-- Exercise prompt --
Only the pictures are omitted; repeat all other data exactly.

[Start of Record set]

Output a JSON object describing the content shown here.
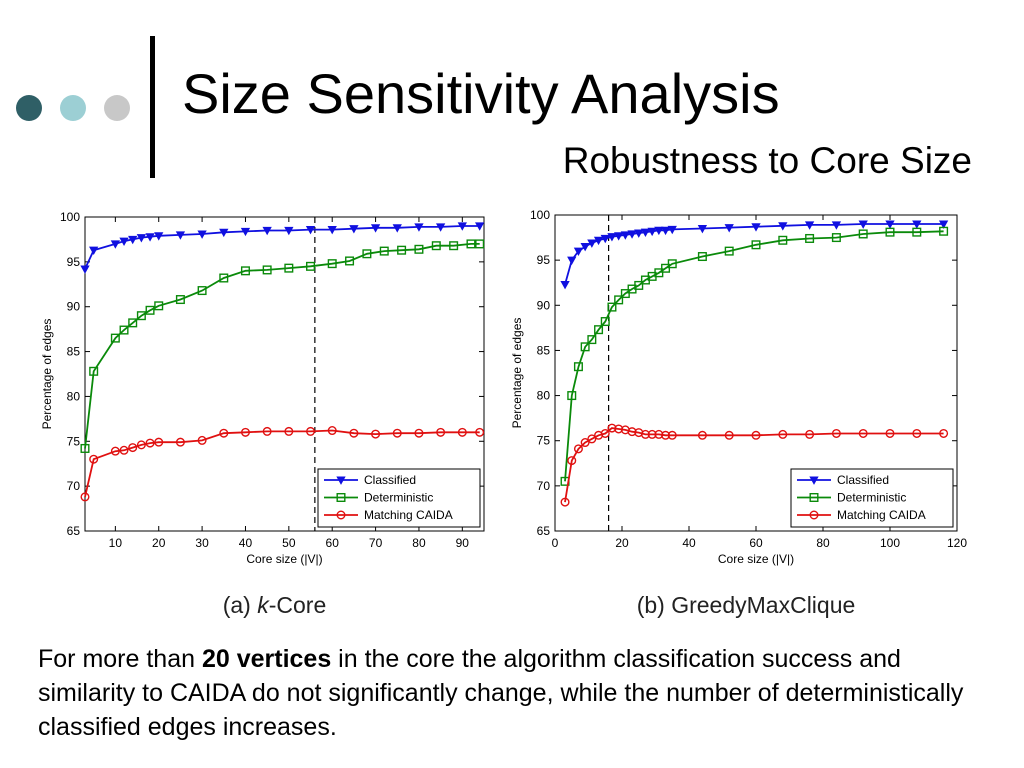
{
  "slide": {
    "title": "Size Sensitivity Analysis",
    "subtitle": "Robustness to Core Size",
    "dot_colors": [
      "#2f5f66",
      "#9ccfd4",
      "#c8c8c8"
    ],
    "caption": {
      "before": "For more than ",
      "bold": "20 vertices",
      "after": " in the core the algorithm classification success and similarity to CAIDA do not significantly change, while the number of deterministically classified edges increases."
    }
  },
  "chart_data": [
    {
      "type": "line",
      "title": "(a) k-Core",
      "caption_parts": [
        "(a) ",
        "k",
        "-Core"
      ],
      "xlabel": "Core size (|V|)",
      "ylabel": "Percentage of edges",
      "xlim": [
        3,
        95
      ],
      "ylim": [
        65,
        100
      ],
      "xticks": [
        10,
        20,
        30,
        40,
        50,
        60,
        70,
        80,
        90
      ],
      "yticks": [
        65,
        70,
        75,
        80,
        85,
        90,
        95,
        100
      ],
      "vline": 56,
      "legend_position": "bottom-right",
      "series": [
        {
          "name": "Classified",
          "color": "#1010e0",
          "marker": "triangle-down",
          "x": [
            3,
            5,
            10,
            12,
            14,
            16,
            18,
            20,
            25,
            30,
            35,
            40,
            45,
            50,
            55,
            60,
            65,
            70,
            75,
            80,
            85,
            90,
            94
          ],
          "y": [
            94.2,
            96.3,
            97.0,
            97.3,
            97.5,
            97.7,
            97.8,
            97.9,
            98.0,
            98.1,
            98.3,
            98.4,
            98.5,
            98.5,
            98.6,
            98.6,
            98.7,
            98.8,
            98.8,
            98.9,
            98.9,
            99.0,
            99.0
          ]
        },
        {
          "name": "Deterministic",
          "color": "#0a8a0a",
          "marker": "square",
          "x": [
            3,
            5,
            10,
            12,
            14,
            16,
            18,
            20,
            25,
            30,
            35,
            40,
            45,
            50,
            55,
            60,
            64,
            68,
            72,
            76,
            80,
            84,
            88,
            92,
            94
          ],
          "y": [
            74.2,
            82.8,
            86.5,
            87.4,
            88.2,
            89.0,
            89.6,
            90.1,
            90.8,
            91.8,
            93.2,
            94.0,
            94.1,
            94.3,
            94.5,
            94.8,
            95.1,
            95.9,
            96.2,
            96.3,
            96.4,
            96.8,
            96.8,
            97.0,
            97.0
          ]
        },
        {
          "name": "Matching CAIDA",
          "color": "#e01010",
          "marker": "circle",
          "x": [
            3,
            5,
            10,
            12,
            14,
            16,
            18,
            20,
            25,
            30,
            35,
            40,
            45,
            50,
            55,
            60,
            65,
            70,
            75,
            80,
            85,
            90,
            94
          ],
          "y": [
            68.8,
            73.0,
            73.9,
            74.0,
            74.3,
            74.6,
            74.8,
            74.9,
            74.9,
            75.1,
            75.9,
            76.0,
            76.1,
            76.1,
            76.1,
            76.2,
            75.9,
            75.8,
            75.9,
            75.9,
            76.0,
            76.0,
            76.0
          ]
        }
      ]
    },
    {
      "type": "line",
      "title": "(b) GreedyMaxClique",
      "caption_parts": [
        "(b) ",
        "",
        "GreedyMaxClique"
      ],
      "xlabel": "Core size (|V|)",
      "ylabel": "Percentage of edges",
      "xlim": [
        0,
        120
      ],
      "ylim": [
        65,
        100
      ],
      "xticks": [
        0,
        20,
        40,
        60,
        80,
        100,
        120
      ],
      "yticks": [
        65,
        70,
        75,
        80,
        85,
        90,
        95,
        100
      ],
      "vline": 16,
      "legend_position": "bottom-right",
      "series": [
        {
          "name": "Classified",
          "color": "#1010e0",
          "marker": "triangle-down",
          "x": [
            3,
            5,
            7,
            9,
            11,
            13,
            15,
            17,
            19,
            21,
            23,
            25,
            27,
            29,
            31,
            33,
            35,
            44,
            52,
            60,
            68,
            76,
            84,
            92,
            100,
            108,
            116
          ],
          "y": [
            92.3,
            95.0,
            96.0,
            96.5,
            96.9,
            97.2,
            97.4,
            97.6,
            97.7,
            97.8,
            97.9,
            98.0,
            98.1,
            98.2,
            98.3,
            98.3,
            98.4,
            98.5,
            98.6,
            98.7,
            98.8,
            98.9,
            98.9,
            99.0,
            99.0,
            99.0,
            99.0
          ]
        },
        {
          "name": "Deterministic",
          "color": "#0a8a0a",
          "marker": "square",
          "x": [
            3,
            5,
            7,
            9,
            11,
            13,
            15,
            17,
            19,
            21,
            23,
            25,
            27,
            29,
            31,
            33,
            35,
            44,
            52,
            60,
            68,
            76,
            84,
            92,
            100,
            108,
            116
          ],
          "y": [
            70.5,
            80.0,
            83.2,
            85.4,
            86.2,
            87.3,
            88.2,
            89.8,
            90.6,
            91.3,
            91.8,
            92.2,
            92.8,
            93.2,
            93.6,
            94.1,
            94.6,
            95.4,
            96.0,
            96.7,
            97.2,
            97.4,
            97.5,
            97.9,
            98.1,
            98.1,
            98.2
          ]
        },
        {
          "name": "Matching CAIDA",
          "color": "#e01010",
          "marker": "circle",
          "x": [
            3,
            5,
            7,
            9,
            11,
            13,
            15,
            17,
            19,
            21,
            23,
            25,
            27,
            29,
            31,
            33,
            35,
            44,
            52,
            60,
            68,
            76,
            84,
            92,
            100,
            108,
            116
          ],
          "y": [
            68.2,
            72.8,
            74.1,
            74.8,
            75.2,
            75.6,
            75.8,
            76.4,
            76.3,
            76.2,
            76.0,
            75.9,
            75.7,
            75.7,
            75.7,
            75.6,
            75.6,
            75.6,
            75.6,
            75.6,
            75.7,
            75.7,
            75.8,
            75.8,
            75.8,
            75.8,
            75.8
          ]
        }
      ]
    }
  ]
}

[End of Record set]

-- Expected answer --
Output a JSON object describing the content shown here.
{
  "slide": {
    "title": "Size Sensitivity Analysis",
    "subtitle": "Robustness to Core Size",
    "dot_colors": [
      "#2f5f66",
      "#9ccfd4",
      "#c8c8c8"
    ],
    "caption": {
      "before": "For more than ",
      "bold": "20 vertices",
      "after": " in the core the algorithm classification success and similarity to CAIDA do not significantly change, while the number of deterministically classified edges increases."
    }
  },
  "chart_data": [
    {
      "type": "line",
      "title": "(a) k-Core",
      "caption_parts": [
        "(a) ",
        "k",
        "-Core"
      ],
      "xlabel": "Core size (|V|)",
      "ylabel": "Percentage of edges",
      "xlim": [
        3,
        95
      ],
      "ylim": [
        65,
        100
      ],
      "xticks": [
        10,
        20,
        30,
        40,
        50,
        60,
        70,
        80,
        90
      ],
      "yticks": [
        65,
        70,
        75,
        80,
        85,
        90,
        95,
        100
      ],
      "vline": 56,
      "legend_position": "bottom-right",
      "series": [
        {
          "name": "Classified",
          "color": "#1010e0",
          "marker": "triangle-down",
          "x": [
            3,
            5,
            10,
            12,
            14,
            16,
            18,
            20,
            25,
            30,
            35,
            40,
            45,
            50,
            55,
            60,
            65,
            70,
            75,
            80,
            85,
            90,
            94
          ],
          "y": [
            94.2,
            96.3,
            97.0,
            97.3,
            97.5,
            97.7,
            97.8,
            97.9,
            98.0,
            98.1,
            98.3,
            98.4,
            98.5,
            98.5,
            98.6,
            98.6,
            98.7,
            98.8,
            98.8,
            98.9,
            98.9,
            99.0,
            99.0
          ]
        },
        {
          "name": "Deterministic",
          "color": "#0a8a0a",
          "marker": "square",
          "x": [
            3,
            5,
            10,
            12,
            14,
            16,
            18,
            20,
            25,
            30,
            35,
            40,
            45,
            50,
            55,
            60,
            64,
            68,
            72,
            76,
            80,
            84,
            88,
            92,
            94
          ],
          "y": [
            74.2,
            82.8,
            86.5,
            87.4,
            88.2,
            89.0,
            89.6,
            90.1,
            90.8,
            91.8,
            93.2,
            94.0,
            94.1,
            94.3,
            94.5,
            94.8,
            95.1,
            95.9,
            96.2,
            96.3,
            96.4,
            96.8,
            96.8,
            97.0,
            97.0
          ]
        },
        {
          "name": "Matching CAIDA",
          "color": "#e01010",
          "marker": "circle",
          "x": [
            3,
            5,
            10,
            12,
            14,
            16,
            18,
            20,
            25,
            30,
            35,
            40,
            45,
            50,
            55,
            60,
            65,
            70,
            75,
            80,
            85,
            90,
            94
          ],
          "y": [
            68.8,
            73.0,
            73.9,
            74.0,
            74.3,
            74.6,
            74.8,
            74.9,
            74.9,
            75.1,
            75.9,
            76.0,
            76.1,
            76.1,
            76.1,
            76.2,
            75.9,
            75.8,
            75.9,
            75.9,
            76.0,
            76.0,
            76.0
          ]
        }
      ]
    },
    {
      "type": "line",
      "title": "(b) GreedyMaxClique",
      "caption_parts": [
        "(b) ",
        "",
        "GreedyMaxClique"
      ],
      "xlabel": "Core size (|V|)",
      "ylabel": "Percentage of edges",
      "xlim": [
        0,
        120
      ],
      "ylim": [
        65,
        100
      ],
      "xticks": [
        0,
        20,
        40,
        60,
        80,
        100,
        120
      ],
      "yticks": [
        65,
        70,
        75,
        80,
        85,
        90,
        95,
        100
      ],
      "vline": 16,
      "legend_position": "bottom-right",
      "series": [
        {
          "name": "Classified",
          "color": "#1010e0",
          "marker": "triangle-down",
          "x": [
            3,
            5,
            7,
            9,
            11,
            13,
            15,
            17,
            19,
            21,
            23,
            25,
            27,
            29,
            31,
            33,
            35,
            44,
            52,
            60,
            68,
            76,
            84,
            92,
            100,
            108,
            116
          ],
          "y": [
            92.3,
            95.0,
            96.0,
            96.5,
            96.9,
            97.2,
            97.4,
            97.6,
            97.7,
            97.8,
            97.9,
            98.0,
            98.1,
            98.2,
            98.3,
            98.3,
            98.4,
            98.5,
            98.6,
            98.7,
            98.8,
            98.9,
            98.9,
            99.0,
            99.0,
            99.0,
            99.0
          ]
        },
        {
          "name": "Deterministic",
          "color": "#0a8a0a",
          "marker": "square",
          "x": [
            3,
            5,
            7,
            9,
            11,
            13,
            15,
            17,
            19,
            21,
            23,
            25,
            27,
            29,
            31,
            33,
            35,
            44,
            52,
            60,
            68,
            76,
            84,
            92,
            100,
            108,
            116
          ],
          "y": [
            70.5,
            80.0,
            83.2,
            85.4,
            86.2,
            87.3,
            88.2,
            89.8,
            90.6,
            91.3,
            91.8,
            92.2,
            92.8,
            93.2,
            93.6,
            94.1,
            94.6,
            95.4,
            96.0,
            96.7,
            97.2,
            97.4,
            97.5,
            97.9,
            98.1,
            98.1,
            98.2
          ]
        },
        {
          "name": "Matching CAIDA",
          "color": "#e01010",
          "marker": "circle",
          "x": [
            3,
            5,
            7,
            9,
            11,
            13,
            15,
            17,
            19,
            21,
            23,
            25,
            27,
            29,
            31,
            33,
            35,
            44,
            52,
            60,
            68,
            76,
            84,
            92,
            100,
            108,
            116
          ],
          "y": [
            68.2,
            72.8,
            74.1,
            74.8,
            75.2,
            75.6,
            75.8,
            76.4,
            76.3,
            76.2,
            76.0,
            75.9,
            75.7,
            75.7,
            75.7,
            75.6,
            75.6,
            75.6,
            75.6,
            75.6,
            75.7,
            75.7,
            75.8,
            75.8,
            75.8,
            75.8,
            75.8
          ]
        }
      ]
    }
  ]
}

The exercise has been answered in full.